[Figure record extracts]
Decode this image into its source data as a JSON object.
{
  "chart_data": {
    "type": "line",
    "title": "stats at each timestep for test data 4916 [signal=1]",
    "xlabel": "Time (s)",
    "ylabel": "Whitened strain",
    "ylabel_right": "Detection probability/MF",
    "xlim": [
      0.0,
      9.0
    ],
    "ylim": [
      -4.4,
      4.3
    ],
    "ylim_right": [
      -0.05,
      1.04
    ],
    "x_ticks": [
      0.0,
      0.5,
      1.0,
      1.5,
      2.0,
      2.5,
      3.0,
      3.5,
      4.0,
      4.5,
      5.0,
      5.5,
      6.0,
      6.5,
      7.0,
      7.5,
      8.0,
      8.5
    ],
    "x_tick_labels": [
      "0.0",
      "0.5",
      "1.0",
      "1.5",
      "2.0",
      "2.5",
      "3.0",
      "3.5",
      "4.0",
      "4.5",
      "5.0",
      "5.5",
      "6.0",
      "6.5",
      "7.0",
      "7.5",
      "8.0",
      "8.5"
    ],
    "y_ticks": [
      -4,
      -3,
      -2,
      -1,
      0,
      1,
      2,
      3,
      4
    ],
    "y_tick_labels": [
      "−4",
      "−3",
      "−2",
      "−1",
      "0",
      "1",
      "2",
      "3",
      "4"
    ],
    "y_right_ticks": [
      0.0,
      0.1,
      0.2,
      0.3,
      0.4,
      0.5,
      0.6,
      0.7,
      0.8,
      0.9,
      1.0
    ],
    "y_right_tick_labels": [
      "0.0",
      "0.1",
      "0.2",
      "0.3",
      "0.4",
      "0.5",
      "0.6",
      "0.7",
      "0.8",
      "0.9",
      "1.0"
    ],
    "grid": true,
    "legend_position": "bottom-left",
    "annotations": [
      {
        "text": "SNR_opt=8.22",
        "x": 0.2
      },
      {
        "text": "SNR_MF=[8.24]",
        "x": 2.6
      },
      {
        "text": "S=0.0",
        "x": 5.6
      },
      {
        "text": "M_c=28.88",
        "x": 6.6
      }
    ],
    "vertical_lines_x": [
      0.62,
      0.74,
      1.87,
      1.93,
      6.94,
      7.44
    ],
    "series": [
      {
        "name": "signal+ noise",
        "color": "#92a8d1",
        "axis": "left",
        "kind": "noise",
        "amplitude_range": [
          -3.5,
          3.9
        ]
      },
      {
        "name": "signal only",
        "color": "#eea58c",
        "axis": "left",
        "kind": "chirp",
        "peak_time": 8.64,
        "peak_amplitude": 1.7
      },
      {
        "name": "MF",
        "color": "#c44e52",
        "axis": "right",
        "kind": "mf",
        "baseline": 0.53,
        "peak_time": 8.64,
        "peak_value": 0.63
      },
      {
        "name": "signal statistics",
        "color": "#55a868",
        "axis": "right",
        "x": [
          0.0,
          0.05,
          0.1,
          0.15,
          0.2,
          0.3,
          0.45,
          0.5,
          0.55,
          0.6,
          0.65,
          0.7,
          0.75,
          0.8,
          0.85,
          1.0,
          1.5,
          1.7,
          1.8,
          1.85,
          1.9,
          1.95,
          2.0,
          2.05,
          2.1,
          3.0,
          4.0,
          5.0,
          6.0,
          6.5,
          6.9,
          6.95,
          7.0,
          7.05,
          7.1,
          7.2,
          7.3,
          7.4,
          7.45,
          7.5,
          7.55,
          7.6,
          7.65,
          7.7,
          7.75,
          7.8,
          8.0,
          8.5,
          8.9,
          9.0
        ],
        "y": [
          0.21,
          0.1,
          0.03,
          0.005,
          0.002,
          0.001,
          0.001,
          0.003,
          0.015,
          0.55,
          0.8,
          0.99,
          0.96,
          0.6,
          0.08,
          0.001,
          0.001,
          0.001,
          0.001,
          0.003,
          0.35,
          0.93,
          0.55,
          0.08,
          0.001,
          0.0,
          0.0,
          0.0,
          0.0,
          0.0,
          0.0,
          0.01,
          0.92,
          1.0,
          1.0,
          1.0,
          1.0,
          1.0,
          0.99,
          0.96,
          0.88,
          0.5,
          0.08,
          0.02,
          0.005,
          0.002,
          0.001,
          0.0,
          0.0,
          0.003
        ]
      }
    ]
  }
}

TASK REQUIREMENTS:
Copy every line that contains the string "name".

SOLUTION:
        "name": "signal+ noise",
        "name": "signal only",
        "name": "MF",
        "name": "signal statistics",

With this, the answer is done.